Start
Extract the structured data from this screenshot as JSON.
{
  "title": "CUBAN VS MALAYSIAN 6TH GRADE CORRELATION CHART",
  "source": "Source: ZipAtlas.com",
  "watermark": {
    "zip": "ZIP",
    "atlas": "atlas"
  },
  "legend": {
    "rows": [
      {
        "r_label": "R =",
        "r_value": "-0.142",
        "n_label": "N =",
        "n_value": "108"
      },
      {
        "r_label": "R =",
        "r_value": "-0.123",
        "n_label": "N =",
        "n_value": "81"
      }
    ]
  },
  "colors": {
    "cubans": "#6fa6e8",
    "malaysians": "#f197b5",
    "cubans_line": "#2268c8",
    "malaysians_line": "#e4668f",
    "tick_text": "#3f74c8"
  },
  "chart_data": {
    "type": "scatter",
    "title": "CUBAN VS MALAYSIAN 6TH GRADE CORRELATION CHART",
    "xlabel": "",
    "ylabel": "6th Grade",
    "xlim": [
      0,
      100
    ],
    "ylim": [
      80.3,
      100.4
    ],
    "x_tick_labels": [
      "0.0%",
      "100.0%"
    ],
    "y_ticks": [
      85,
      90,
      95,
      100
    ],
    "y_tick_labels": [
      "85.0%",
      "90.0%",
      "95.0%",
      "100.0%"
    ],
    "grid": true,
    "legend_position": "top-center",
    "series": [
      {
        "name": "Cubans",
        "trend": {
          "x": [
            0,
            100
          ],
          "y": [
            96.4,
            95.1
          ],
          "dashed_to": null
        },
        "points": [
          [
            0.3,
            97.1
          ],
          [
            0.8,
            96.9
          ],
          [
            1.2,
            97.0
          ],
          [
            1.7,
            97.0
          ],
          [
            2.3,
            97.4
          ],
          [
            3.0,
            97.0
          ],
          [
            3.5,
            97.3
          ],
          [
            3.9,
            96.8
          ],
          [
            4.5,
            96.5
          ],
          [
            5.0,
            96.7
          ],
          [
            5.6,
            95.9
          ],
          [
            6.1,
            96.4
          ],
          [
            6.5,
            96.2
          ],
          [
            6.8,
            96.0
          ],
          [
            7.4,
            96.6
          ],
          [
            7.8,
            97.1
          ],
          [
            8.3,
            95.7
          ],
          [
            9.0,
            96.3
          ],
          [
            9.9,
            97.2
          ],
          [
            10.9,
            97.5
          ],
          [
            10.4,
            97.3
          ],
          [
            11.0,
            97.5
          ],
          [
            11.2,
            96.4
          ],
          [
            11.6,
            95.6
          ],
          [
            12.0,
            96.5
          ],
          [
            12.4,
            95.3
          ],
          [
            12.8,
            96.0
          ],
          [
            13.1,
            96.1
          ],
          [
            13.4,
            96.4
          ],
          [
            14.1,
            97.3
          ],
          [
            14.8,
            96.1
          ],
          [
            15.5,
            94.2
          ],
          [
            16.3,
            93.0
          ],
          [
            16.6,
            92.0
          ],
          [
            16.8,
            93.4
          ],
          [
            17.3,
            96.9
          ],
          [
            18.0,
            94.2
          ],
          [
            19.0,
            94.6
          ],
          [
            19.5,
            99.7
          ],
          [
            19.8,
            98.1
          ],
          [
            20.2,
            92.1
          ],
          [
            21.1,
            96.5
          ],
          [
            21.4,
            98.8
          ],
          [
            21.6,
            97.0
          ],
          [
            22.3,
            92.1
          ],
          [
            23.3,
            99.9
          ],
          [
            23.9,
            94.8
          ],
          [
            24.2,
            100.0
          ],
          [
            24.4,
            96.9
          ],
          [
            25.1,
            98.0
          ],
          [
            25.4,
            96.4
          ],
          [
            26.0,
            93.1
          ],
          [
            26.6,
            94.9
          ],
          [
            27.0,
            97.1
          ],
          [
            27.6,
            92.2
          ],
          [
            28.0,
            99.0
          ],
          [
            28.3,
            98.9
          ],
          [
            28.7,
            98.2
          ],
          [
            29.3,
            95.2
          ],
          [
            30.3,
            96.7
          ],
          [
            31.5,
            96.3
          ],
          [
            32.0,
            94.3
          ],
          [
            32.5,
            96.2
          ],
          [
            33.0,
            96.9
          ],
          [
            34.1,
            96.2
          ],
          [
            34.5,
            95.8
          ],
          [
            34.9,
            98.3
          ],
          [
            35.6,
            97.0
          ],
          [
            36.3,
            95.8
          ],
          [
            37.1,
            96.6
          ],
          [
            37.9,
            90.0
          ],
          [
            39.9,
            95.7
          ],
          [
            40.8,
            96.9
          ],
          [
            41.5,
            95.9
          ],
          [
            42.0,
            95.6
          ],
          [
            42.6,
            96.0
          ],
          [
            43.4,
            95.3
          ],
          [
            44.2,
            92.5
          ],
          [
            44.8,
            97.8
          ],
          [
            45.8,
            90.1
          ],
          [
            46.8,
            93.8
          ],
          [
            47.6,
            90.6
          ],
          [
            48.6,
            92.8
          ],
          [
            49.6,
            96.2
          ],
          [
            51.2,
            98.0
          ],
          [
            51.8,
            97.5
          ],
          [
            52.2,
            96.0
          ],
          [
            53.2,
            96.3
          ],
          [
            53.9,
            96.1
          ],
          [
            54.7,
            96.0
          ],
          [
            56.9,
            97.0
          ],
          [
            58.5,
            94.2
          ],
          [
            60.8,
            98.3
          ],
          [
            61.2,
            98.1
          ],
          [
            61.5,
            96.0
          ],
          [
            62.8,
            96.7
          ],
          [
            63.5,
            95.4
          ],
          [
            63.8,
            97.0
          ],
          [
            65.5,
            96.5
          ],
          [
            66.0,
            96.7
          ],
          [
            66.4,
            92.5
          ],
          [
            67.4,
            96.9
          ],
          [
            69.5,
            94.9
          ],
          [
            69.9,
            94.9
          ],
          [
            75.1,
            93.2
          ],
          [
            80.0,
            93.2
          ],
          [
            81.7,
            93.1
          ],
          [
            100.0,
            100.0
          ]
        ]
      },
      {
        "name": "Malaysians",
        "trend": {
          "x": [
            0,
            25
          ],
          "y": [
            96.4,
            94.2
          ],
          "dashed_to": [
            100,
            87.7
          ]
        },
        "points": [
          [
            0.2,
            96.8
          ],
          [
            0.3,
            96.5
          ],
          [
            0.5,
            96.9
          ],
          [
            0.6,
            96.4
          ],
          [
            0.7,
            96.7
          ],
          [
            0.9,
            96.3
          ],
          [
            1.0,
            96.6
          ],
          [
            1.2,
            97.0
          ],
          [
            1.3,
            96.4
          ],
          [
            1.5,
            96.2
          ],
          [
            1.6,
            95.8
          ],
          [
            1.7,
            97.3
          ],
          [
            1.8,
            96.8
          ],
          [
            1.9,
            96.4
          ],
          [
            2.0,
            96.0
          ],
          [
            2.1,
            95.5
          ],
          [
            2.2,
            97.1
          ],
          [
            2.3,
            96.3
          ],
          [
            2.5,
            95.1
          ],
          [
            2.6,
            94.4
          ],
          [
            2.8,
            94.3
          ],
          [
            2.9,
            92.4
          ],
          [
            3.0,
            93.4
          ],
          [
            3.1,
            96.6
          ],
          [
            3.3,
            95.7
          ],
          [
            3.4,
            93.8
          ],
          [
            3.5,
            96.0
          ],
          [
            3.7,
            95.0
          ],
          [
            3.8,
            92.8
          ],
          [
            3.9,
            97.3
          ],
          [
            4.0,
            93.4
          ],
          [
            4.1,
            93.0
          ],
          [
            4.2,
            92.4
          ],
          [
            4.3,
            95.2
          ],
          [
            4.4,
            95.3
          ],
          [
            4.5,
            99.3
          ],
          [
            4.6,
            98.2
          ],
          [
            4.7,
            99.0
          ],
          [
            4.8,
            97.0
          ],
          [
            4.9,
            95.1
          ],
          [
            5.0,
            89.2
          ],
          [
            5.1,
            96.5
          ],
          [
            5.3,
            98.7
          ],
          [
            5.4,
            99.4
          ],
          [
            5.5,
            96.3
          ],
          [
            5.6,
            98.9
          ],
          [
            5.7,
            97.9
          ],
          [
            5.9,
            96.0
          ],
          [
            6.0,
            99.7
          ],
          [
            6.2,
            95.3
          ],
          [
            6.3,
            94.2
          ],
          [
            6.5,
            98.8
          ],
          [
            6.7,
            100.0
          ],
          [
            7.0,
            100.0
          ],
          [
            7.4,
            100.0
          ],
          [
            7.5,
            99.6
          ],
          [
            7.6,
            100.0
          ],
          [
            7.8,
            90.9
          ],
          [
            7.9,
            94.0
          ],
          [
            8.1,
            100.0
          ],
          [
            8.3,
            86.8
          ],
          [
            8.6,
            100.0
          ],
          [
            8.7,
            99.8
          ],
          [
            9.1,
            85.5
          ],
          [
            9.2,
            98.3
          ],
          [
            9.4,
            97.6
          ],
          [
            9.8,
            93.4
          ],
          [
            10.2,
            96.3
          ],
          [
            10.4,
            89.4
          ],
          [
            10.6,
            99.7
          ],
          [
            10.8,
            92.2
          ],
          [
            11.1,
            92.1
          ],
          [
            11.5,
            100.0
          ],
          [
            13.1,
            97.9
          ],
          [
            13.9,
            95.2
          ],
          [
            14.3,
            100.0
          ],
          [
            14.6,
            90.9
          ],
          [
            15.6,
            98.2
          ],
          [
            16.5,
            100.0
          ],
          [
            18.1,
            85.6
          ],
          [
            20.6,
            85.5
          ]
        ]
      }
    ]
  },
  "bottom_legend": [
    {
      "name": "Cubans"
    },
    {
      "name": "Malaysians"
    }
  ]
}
End
→ Task directions:
Using the entries above, return each line that includes the word "CORRELATION".

→ Response:
  "title": "CUBAN VS MALAYSIAN 6TH GRADE CORRELATION CHART",
    "title": "CUBAN VS MALAYSIAN 6TH GRADE CORRELATION CHART",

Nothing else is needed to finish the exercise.